◆ Source text:

For our database to be easily accessible to those who are not familiar with MySQL databases, but at the same time keeping the dataset to be expandable, convertible, and queryable, we have provided the data in three different formats: a multi-table relational database in tables of comma separated values, one single MySQL file for the collection of those tables, and a single-file merged data table. All data files are available on figshare30: https://doi.org/10.6084/m9.figshare.14602479.v5.

Collection of data tables in comma separated values

Both data table collection and the importable SQL database consist of five tables: 1) collecting the unique associations/interactions between Carabidae and Fungi from a particular country, 2) listing carabid and fungal taxonomy, 3) listing the references used in the data collection, 4) geographic data for the countries from where the data were recorded, and 5) a metadata table for annotation (Online-only Table 1). The metadata table contains information on edits and uncertainties within the database. Unlike in the MySQL database, polygonal geometries for countries’ geographic information was not provided in these data tables.

Single data table

Data were also merged into a single.csv file containing 5,564 rows and 42 columns. In this table, column names are the same as in the other data storing methods, but columns were ordered according to their likely importance for the user. Thus, species names and GBIF IDs are presented first, followed by the association type, country, and the country code. Next, the unique identifier of the reference source, and the human-readable references follow (Online-only Table 1).

MySQL database

A single.sql file has been provided for importing the entire database with a line of command, or with a few clicks, into an empty MySQL database. After importing, the aforementioned data tables and table links will be made visible (Fig. 4), and the database can be queried directly (e.g. through R).

Fig. 4
figure 4

Structure of the MySQL database. Tables with data recording fields are shown and relationships between tables and linking data fields are marked with coloured lines.

Interactive web-interface

An interactive Shiny31 app has been provided on the http://54.252.94.194:3838/Carafun/ website to facilitate general data digestion, advanced filtering, and data visualisation.

Technical Validation

The list of species was both programmatically cross-checked against taxonomic databases, and screened by experts in carabid and fungal taxonomy. Data with uncertain taxonomies (i.e. when resolving a reported taxon to a valid GBIF ID has failed) were excluded from the primary database but stored in a separate dataset. These uncertainties affected < 10% of the collected species names, and < 5% of the data. The authors validated association types, and questionable cases were determined by multi-expert consensuses. When country categorizations were unclear, either due to historical changes in boundaries or because of data recording incongruities, the original text was re-checked and, if provided, the country was re-confirmed based on the exact sampling location. Data with missing country records were still included in the main database and the most precise available location was given in a note. However, if an association with no geographic information was a duplicate of a more precise one, only the latter was retained and the other one deleted.

Each data point was also subjected to manual checks and all the edits in the database were recorded and stored as metadata. As a result of the structured relational database design, our database is easy to update, query and is convertible to other structures. Moreover, since the taxonomy in our database was carefully checked and unique identifiers from other major databases are assigned to each taxonomical entry, it can easily be linked to other international databases. Besides the data table format, the bibliographical information is available both in a human-readable citation format (APA style), and as a BibTex entry that facilitates several ways of usage. The database will also be maintained in the future, and will be made available for registered users to upload new data through a web-based graphical interface. New data will be curated, which will allow the database to be regularly expanded. Moreover, biotic interactions not found on GloBi’s server will be uploaded to that database as well.

◆ Work request: Edit the database description, beginning at the words "A single.sql file" and stopping after "and data visualisation.", and change "a few clicks" to "a single click".

Data extracted from a collection:
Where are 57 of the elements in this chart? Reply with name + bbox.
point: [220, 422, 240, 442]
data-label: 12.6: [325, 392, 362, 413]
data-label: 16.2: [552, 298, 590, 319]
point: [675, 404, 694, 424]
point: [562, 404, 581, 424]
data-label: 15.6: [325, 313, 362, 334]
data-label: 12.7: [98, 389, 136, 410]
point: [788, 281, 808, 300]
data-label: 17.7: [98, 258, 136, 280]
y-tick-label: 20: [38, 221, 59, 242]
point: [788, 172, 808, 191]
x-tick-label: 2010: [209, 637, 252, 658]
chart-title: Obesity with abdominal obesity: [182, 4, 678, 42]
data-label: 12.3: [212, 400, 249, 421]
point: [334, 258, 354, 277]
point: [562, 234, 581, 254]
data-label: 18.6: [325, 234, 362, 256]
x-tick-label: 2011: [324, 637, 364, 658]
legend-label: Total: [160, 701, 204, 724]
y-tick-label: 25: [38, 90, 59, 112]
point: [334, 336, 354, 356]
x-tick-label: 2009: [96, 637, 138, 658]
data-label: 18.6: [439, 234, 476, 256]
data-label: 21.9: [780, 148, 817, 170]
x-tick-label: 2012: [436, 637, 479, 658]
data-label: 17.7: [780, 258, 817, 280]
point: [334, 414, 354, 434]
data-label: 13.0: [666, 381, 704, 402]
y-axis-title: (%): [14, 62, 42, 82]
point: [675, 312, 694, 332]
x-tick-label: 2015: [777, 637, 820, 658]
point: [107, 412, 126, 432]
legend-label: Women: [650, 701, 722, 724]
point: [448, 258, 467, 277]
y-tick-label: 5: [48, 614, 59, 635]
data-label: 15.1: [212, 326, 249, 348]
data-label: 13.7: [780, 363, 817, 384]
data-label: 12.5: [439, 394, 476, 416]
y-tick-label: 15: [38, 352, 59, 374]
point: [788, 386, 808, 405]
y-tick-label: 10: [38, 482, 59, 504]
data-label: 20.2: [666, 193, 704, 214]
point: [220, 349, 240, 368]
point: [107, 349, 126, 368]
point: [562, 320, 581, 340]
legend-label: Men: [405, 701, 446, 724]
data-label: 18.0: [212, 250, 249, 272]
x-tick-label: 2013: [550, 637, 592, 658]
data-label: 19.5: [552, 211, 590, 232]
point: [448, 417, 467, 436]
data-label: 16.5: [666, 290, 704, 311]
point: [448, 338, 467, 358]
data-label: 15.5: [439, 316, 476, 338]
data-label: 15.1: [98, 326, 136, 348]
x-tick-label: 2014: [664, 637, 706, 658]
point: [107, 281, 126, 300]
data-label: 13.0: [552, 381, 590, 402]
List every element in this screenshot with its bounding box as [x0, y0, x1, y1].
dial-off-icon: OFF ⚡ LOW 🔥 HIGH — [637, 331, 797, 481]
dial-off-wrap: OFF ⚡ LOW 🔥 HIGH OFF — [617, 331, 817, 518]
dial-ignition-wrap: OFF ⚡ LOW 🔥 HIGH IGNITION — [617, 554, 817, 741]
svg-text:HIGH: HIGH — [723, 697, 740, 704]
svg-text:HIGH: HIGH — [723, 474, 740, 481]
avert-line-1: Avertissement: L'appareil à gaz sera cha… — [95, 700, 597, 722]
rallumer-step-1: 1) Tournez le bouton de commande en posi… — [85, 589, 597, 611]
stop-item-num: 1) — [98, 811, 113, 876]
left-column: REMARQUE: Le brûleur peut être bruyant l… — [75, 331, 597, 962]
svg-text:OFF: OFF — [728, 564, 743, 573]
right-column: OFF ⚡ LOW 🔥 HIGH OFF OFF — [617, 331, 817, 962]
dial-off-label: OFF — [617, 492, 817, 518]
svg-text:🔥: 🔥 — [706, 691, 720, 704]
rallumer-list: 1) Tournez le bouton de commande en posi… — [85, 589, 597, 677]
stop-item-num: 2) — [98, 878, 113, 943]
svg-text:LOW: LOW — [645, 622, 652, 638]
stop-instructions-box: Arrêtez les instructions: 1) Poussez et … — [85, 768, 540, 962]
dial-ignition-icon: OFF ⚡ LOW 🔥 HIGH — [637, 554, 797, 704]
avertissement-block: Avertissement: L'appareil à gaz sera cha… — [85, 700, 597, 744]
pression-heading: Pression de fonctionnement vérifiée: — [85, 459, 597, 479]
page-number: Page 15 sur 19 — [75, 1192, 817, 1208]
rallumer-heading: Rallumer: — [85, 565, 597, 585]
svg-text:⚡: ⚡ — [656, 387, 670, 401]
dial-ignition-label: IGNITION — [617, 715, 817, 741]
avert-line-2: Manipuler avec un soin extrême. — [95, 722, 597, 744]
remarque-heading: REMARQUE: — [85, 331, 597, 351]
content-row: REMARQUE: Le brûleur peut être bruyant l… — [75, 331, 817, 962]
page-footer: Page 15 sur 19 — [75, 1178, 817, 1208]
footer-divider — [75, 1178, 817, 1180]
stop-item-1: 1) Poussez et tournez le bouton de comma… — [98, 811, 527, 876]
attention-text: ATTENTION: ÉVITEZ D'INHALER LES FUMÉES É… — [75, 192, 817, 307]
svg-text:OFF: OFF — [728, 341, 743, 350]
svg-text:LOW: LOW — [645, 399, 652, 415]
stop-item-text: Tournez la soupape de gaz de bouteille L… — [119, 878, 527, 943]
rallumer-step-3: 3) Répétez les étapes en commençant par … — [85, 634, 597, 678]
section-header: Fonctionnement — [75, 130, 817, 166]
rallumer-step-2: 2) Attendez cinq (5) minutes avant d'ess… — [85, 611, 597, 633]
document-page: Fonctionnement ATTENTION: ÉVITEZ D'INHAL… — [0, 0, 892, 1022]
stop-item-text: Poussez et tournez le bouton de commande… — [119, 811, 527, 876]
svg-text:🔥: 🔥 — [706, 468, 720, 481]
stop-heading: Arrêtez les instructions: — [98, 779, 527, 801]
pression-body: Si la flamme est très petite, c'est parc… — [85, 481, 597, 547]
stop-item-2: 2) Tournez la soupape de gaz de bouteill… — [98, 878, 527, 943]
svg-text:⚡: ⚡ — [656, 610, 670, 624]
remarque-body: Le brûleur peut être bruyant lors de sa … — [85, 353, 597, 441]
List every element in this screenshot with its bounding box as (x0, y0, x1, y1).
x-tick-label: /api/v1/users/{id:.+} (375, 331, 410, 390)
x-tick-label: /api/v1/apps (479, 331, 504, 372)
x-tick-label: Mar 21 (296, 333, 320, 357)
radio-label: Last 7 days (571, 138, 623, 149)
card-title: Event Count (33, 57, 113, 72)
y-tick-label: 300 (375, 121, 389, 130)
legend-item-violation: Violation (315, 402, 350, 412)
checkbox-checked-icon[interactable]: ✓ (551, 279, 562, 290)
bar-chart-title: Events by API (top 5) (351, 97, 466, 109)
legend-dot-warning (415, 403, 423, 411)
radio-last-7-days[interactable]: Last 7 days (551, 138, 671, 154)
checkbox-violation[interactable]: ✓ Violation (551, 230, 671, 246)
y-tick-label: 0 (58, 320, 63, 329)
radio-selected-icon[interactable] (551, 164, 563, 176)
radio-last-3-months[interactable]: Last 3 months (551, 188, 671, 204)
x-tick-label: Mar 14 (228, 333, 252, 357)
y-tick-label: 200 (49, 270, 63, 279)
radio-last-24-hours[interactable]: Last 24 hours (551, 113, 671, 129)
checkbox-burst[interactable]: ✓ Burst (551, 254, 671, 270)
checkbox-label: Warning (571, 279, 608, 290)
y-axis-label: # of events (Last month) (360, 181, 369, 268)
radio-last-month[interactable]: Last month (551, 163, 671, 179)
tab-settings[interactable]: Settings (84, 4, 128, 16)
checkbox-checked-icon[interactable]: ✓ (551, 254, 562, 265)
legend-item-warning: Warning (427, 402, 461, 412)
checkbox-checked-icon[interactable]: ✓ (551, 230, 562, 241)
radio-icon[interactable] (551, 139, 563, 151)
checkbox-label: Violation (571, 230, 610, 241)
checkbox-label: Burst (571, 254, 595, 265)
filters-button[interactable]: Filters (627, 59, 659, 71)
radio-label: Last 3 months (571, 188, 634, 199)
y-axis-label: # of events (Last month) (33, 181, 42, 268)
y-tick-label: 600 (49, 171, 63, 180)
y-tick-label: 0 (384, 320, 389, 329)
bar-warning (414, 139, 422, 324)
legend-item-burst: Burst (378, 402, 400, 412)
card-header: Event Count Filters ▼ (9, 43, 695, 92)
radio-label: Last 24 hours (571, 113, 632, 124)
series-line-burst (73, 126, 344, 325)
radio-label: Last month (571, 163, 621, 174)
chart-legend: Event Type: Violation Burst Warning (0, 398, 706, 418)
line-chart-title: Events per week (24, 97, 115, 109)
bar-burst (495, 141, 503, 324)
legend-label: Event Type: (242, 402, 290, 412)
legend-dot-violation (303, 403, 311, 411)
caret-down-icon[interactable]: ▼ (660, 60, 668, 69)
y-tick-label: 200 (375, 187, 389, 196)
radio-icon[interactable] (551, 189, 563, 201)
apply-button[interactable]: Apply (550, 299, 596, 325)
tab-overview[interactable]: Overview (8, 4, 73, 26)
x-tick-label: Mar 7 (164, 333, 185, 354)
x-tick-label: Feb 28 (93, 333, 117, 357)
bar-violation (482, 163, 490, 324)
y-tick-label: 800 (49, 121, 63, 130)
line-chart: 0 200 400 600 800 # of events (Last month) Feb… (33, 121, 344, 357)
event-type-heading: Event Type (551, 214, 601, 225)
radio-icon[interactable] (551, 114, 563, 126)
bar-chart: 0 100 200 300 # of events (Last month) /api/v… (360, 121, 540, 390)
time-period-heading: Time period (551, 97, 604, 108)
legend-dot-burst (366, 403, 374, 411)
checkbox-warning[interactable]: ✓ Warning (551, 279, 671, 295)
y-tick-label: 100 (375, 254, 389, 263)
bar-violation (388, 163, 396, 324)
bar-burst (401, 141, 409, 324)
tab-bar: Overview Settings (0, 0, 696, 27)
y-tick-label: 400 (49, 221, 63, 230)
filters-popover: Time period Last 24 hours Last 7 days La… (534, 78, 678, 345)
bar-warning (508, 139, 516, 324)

◆ Solution to this problem:
A single.sql file has been provided for importing the entire database with a line of command, or with a single click, into an empty MySQL database. After importing, the aforementioned data tables and table links will be made visible (Fig. 4), and the database can be queried directly (e.g. through R).

Fig. 4
figure 4

Structure of the MySQL database. Tables with data recording fields are shown and relationships between tables and linking data fields are marked with coloured lines.

Interactive web-interface

An interactive Shiny31 app has been provided on the http://54.252.94.194:3838/Carafun/ website to facilitate general data digestion, advanced filtering, and data visualisation.